WHAT THIS TASK INVOLVES: Pick out each line below containing "screenshot".

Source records
· · · · · · ·
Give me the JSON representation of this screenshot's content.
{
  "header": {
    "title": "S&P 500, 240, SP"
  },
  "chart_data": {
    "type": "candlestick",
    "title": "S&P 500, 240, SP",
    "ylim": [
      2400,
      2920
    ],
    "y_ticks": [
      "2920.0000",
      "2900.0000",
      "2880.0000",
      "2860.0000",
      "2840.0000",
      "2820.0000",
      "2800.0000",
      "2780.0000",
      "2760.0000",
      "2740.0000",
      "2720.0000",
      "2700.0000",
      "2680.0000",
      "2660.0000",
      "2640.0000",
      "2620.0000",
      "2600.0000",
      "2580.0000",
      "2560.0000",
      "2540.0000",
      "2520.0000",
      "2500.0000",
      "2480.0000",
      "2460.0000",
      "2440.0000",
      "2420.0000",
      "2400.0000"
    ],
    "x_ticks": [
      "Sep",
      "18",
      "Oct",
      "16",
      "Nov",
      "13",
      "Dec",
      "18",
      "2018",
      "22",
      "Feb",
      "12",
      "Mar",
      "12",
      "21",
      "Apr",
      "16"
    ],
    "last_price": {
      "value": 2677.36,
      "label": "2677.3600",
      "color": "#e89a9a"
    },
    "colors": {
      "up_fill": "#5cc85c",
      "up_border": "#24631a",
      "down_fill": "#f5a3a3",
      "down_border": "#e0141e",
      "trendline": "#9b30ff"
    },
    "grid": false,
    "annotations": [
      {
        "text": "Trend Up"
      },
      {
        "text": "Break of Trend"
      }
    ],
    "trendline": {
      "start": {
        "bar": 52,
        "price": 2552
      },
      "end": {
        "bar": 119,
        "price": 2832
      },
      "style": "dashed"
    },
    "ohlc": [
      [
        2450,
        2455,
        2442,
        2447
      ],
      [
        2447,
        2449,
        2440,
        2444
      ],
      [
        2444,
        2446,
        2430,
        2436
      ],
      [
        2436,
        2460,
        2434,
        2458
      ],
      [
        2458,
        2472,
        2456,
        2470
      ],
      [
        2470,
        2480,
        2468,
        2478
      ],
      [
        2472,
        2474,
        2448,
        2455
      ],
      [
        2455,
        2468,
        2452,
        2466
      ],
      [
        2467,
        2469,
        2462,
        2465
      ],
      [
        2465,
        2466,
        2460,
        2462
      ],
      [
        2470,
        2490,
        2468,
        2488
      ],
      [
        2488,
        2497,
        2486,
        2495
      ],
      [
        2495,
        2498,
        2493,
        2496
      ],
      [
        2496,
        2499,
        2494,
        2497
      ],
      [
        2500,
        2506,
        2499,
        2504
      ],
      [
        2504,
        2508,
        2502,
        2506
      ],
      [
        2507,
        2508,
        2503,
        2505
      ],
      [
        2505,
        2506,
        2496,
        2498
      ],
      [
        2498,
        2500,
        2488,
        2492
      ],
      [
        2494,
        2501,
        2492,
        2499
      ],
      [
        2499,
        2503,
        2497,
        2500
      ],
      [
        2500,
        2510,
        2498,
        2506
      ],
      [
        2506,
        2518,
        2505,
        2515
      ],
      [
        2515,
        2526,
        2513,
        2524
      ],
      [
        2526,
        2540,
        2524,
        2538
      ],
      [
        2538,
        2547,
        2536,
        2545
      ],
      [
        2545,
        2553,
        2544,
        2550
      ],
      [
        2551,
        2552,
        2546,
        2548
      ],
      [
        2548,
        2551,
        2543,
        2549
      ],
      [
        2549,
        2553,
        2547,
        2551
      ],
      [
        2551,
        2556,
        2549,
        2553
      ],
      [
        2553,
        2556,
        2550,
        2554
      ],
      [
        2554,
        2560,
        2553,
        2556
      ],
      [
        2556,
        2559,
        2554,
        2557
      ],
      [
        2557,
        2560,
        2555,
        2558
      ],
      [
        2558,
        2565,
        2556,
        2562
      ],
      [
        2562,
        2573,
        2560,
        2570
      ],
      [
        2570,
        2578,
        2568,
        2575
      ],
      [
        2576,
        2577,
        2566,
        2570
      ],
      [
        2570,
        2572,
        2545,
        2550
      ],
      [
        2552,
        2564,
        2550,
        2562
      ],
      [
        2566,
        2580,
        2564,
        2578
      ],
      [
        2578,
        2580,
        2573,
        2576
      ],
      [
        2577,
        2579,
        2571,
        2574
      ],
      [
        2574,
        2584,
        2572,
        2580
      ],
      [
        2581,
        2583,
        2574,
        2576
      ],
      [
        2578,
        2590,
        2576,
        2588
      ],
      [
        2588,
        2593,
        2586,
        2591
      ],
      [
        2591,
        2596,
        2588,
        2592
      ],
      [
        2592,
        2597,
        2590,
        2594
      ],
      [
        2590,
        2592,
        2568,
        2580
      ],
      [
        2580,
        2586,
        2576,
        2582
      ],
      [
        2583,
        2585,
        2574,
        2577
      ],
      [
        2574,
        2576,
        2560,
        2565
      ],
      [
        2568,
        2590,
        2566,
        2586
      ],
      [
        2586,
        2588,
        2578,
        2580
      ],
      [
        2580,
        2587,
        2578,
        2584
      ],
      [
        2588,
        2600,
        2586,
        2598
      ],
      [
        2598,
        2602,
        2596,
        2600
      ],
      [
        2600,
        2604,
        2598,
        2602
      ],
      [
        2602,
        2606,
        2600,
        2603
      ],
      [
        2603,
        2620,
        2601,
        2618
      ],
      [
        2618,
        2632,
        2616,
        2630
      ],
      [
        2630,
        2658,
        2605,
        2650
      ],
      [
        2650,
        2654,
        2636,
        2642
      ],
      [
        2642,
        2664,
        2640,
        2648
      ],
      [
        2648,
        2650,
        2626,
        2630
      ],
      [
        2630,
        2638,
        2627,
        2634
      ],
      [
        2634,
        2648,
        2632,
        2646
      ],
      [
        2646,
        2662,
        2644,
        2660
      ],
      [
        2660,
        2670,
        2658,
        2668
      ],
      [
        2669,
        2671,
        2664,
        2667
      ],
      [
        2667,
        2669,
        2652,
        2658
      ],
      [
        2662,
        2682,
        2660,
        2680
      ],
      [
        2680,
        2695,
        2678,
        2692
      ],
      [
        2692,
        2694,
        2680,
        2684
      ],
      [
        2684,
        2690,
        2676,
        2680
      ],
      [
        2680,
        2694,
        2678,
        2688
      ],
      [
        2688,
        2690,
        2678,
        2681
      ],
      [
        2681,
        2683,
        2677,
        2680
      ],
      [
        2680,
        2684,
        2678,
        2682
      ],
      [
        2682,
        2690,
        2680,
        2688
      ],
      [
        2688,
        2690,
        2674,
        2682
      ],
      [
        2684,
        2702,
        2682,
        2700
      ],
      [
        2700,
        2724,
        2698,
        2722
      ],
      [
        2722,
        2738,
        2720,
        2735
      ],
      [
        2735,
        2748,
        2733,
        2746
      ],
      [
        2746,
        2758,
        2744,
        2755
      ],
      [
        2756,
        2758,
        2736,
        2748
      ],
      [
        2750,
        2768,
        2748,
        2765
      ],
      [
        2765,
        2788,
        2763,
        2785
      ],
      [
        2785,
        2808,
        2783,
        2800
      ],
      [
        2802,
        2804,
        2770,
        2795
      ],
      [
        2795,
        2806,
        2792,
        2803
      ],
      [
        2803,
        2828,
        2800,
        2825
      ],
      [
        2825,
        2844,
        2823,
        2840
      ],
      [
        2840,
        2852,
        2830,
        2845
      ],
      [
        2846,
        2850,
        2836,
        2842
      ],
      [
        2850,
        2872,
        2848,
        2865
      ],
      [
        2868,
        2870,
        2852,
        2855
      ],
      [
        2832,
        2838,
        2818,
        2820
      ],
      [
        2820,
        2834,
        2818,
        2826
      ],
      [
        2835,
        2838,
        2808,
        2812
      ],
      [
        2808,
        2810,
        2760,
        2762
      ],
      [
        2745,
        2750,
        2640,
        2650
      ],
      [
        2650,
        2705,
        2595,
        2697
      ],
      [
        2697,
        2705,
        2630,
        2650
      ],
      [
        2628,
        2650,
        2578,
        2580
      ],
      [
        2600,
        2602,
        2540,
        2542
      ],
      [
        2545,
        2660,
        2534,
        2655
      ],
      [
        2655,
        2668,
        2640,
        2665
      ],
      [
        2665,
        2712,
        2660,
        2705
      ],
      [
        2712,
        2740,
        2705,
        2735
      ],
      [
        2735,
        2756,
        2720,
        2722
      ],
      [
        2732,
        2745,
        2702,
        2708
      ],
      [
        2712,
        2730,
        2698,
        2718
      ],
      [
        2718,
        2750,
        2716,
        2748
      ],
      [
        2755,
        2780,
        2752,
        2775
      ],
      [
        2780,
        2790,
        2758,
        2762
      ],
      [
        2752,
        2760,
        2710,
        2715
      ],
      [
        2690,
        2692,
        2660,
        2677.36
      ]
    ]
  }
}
· · · · · · ·
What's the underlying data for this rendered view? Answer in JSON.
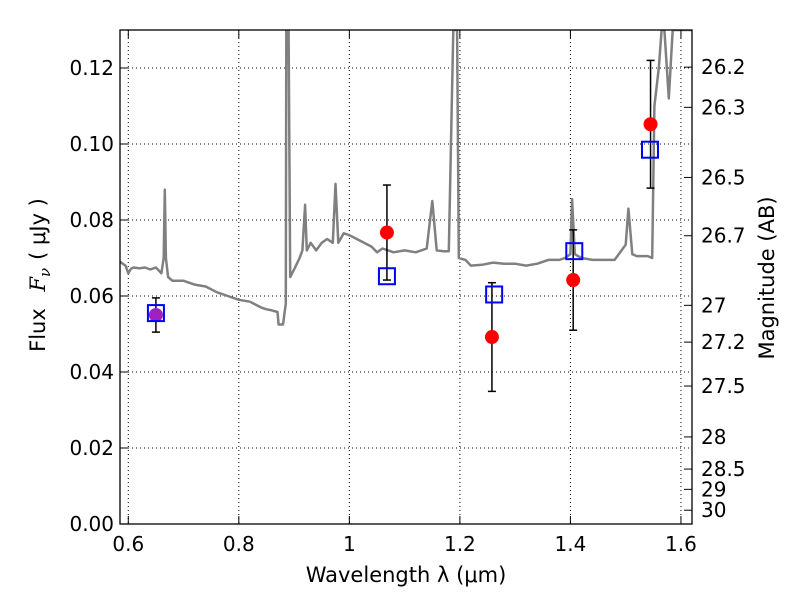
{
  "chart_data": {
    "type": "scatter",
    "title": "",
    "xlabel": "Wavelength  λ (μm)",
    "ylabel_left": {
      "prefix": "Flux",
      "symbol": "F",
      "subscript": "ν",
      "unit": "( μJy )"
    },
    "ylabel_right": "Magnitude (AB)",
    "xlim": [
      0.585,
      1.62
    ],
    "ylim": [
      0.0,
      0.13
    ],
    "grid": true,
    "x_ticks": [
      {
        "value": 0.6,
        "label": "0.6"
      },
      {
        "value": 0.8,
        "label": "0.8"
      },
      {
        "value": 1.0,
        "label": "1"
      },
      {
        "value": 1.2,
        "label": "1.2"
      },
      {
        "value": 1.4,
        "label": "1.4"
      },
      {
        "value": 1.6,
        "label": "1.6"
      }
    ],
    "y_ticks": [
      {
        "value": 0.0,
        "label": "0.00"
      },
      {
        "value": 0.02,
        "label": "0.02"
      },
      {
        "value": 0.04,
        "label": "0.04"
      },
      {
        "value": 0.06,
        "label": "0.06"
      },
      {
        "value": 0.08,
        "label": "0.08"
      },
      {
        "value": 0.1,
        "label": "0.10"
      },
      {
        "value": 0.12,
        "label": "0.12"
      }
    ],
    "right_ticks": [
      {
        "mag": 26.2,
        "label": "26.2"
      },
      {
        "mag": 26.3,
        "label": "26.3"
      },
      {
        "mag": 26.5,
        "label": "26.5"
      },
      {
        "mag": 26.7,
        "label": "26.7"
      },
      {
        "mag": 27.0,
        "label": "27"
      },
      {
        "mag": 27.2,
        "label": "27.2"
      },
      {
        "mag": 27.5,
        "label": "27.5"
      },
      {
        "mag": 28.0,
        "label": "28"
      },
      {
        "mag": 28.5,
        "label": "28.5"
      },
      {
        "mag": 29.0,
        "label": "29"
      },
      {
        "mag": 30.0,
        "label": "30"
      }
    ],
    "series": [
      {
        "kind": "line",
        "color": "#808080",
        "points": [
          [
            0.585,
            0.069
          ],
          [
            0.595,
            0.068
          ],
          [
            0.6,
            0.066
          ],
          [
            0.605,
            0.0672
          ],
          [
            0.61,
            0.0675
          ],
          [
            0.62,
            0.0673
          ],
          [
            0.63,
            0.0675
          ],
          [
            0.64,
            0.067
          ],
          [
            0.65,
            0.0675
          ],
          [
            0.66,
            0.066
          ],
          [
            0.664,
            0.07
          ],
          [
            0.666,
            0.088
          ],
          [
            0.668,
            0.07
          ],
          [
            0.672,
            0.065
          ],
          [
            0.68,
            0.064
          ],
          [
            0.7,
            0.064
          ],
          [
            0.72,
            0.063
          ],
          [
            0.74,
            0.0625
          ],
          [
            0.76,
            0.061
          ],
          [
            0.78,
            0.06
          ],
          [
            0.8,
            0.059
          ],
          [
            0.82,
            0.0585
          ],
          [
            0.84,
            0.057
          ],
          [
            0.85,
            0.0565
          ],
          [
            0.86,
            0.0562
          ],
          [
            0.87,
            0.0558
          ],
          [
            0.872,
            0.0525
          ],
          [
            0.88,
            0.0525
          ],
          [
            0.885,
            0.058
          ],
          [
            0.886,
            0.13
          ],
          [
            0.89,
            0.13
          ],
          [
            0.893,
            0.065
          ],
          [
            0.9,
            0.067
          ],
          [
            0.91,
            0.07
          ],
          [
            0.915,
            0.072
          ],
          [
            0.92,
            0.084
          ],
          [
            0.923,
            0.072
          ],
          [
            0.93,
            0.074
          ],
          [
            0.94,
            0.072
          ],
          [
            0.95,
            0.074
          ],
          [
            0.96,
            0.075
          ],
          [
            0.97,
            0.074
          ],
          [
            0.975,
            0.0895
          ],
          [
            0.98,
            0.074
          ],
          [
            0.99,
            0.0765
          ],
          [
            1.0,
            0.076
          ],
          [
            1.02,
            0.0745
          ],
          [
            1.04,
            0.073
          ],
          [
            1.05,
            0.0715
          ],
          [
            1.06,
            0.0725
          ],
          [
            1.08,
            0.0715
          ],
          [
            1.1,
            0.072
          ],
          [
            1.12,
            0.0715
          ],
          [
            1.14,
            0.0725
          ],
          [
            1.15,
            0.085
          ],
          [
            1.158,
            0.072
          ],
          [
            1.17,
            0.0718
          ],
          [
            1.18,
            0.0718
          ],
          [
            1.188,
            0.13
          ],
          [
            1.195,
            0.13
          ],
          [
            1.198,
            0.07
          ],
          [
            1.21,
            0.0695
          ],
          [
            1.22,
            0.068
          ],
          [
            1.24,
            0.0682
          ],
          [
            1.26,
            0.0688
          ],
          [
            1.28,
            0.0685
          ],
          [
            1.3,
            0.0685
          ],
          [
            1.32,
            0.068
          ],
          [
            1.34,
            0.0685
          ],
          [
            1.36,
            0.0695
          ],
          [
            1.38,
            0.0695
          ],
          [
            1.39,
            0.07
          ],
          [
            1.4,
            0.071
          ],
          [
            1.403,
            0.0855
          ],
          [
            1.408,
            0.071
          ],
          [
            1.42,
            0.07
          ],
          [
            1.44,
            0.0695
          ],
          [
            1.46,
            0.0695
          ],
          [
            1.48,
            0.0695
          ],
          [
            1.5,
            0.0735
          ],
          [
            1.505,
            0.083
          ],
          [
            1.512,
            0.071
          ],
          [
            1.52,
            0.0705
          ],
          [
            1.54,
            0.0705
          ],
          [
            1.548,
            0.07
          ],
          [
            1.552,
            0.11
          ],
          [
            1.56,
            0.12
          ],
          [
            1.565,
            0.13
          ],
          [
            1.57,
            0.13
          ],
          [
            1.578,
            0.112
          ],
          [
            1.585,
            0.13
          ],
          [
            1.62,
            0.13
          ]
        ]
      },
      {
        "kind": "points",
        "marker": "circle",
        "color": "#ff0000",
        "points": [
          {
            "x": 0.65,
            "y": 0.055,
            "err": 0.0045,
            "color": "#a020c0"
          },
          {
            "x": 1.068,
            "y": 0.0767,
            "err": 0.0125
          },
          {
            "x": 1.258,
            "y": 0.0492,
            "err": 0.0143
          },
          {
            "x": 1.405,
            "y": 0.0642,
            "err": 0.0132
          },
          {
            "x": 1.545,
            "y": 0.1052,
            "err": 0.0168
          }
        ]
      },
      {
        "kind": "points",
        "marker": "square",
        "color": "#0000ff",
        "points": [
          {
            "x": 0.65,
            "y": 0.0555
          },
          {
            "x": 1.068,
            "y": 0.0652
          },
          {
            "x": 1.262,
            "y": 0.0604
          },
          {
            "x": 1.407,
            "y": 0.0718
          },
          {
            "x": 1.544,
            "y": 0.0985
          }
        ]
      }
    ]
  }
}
· · · · · · ·
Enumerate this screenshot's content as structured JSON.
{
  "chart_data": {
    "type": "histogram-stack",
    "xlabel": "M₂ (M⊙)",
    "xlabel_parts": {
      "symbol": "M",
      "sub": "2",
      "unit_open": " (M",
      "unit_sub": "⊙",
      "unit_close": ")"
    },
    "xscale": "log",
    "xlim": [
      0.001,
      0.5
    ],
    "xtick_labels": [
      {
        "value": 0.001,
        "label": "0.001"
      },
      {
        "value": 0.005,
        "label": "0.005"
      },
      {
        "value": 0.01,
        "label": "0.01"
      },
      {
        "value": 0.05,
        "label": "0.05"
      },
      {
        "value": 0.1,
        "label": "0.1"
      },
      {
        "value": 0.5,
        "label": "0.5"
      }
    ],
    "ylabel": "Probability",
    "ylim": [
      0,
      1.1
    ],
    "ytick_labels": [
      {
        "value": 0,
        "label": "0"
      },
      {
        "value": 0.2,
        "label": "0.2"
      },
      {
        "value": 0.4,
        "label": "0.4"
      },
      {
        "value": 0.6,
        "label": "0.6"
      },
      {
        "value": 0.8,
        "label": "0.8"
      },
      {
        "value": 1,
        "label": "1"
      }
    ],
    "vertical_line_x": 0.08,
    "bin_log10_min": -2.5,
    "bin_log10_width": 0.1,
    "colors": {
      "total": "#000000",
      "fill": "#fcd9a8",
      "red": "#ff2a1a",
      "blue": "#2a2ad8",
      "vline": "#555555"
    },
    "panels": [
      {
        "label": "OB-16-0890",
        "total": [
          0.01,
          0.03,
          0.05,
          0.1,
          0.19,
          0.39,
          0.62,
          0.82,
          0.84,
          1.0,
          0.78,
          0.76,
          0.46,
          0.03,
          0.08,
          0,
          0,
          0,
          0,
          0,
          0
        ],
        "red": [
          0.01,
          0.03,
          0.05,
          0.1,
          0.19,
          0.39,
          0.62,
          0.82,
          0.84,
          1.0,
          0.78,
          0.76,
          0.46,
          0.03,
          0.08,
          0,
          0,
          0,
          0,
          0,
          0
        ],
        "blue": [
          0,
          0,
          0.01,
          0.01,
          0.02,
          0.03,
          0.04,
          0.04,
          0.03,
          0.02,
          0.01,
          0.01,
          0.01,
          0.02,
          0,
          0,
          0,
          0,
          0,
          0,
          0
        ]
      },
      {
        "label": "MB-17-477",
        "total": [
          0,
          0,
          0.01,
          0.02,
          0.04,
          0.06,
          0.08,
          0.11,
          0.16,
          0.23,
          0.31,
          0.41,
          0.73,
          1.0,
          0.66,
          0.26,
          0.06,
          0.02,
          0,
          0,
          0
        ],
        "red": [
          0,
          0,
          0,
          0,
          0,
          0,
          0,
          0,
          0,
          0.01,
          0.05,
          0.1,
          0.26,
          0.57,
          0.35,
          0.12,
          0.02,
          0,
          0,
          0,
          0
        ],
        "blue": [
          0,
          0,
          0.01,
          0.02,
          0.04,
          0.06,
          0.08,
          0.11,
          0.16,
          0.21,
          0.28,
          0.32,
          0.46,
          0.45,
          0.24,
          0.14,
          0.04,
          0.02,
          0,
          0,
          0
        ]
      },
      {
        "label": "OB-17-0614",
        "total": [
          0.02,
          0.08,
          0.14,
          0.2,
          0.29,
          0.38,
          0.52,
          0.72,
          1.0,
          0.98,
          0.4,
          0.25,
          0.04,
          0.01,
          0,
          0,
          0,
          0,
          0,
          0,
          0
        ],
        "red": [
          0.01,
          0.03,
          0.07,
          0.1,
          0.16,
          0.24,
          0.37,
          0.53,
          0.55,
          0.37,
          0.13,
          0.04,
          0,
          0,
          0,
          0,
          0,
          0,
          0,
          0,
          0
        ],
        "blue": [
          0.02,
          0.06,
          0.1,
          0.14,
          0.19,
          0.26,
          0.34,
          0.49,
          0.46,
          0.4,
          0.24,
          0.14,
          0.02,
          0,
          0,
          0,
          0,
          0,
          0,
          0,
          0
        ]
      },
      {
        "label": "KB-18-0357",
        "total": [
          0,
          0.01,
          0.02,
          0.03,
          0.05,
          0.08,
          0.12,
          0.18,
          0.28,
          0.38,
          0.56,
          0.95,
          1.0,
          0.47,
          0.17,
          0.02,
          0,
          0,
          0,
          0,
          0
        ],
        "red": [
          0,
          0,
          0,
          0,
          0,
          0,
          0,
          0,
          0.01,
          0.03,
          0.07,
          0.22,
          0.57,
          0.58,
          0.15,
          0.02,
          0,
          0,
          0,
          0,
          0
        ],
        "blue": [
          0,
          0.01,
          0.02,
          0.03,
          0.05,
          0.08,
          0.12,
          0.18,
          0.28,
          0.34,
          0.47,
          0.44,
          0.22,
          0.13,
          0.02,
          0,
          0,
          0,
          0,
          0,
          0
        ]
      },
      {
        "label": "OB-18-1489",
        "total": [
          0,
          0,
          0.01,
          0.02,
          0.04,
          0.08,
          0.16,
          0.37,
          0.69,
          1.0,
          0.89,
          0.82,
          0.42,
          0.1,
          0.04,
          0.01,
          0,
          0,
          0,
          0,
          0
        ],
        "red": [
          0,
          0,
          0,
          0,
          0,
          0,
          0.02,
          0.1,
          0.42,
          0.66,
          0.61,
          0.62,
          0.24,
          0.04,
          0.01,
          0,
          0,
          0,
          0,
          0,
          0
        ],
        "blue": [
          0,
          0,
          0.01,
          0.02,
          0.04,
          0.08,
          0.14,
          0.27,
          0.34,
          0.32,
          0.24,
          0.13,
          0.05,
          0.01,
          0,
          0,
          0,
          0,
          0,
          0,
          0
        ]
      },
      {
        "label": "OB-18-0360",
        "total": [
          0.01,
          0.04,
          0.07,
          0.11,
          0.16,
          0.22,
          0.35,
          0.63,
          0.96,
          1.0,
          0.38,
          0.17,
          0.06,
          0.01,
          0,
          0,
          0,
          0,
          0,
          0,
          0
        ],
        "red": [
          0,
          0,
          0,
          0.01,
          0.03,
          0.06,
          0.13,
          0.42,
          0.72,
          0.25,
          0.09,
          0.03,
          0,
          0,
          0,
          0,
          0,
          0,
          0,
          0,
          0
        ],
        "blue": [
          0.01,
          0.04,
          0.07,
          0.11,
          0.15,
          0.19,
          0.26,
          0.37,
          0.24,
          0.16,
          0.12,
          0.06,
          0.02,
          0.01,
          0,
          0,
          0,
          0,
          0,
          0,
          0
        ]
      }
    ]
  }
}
· · · · · · ·
COMPLETE OUTPUT:
Give me the JSON representation of this screenshot's content.
Enumerate this screenshot's content as structured JSON.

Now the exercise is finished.